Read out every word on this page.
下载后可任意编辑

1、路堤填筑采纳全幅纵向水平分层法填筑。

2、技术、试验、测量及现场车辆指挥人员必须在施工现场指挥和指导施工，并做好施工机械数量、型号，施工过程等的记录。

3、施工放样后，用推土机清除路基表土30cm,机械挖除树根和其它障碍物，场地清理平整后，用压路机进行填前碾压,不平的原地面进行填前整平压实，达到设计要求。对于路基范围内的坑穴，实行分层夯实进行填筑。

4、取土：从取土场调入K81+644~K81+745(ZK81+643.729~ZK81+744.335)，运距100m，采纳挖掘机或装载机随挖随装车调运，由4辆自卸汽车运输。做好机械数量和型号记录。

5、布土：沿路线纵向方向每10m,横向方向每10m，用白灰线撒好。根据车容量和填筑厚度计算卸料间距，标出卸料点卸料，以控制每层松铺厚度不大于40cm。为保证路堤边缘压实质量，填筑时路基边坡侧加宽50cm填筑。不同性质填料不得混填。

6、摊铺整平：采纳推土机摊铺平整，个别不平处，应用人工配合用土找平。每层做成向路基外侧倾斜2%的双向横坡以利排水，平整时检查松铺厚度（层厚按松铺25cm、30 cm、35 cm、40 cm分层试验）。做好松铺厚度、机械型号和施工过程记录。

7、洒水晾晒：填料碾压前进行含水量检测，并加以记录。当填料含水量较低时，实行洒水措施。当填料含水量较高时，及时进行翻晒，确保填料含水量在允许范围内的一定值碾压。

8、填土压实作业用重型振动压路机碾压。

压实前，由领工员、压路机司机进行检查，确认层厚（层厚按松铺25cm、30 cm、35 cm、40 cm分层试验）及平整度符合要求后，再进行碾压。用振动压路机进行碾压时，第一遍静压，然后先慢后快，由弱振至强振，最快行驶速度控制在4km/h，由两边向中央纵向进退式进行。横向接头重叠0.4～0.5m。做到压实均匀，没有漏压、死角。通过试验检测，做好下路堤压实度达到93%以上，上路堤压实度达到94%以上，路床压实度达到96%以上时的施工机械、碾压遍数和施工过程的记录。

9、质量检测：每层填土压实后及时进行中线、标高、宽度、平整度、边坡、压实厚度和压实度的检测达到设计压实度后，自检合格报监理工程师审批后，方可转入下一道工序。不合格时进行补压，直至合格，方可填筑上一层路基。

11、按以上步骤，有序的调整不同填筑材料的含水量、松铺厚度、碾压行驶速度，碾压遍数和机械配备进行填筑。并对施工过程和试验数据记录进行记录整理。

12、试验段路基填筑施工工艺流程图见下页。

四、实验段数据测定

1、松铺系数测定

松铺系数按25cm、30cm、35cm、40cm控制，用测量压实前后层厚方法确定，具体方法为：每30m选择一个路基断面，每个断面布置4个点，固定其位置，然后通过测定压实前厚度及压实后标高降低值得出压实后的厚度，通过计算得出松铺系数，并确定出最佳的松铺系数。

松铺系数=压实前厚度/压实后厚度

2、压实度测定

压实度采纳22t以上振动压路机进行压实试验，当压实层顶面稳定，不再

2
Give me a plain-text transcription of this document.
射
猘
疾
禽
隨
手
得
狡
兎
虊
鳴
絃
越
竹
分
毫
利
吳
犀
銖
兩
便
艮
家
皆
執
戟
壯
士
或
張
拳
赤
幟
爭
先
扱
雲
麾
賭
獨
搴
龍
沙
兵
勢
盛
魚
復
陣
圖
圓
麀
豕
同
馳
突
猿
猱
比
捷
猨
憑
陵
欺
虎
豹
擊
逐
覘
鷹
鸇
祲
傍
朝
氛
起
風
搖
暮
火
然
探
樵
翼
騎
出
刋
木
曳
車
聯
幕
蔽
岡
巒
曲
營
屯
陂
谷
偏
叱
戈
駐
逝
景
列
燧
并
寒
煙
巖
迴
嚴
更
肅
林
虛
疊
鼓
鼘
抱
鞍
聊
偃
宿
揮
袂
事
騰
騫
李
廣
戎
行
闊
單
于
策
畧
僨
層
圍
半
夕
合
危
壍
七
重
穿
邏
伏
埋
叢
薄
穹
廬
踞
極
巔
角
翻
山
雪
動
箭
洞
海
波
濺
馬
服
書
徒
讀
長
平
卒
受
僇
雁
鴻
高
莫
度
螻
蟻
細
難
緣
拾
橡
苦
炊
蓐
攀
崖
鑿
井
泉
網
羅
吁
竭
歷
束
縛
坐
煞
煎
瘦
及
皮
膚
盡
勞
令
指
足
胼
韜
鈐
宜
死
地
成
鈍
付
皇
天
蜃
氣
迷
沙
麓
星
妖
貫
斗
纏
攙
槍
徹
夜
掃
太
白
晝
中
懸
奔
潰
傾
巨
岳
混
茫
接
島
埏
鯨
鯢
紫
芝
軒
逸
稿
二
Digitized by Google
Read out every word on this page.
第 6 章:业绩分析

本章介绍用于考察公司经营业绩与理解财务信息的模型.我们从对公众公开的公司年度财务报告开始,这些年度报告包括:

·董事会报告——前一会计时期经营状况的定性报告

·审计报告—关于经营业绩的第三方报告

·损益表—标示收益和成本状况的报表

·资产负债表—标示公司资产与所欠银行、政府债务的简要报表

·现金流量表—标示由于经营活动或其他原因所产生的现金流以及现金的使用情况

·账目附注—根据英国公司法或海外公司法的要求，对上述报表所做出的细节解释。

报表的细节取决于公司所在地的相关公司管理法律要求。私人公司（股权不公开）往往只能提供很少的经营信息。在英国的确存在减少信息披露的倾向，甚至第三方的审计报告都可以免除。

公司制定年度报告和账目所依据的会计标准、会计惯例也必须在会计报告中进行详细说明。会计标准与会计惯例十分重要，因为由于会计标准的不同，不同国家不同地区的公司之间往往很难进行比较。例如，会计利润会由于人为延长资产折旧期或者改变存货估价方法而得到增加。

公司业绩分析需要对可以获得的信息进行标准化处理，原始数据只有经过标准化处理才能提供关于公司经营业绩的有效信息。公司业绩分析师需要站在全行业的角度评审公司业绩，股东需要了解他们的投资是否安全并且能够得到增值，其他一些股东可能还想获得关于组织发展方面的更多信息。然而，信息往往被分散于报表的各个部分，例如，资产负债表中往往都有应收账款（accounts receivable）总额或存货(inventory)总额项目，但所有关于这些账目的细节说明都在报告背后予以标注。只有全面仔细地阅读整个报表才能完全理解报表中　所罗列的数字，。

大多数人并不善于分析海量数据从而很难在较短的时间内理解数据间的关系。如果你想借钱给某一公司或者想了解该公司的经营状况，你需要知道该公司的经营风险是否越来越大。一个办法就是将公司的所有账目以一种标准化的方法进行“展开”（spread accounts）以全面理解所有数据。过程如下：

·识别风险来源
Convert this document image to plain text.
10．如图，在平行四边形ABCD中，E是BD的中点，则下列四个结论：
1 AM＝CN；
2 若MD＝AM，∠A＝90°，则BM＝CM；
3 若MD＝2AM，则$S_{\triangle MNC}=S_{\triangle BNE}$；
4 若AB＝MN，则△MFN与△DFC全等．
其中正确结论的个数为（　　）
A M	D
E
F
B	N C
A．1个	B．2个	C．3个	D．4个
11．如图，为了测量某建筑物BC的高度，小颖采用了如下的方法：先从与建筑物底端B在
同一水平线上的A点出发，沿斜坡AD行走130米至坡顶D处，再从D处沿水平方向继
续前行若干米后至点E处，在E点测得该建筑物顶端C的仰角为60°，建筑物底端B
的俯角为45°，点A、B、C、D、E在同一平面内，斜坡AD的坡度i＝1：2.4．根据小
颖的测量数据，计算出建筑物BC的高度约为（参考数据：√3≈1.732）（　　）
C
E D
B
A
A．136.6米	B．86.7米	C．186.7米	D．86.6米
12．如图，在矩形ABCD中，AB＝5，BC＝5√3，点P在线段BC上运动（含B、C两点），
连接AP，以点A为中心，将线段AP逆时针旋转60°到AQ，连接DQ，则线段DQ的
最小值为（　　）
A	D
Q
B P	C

### WHAT IS ASKED
Single out each line of the records above with the string "plain" in it, and copy it.

### SOLUTION TO THIS PROBLEM
Give me a plain-text transcription of this document.
Convert this document image to plain text.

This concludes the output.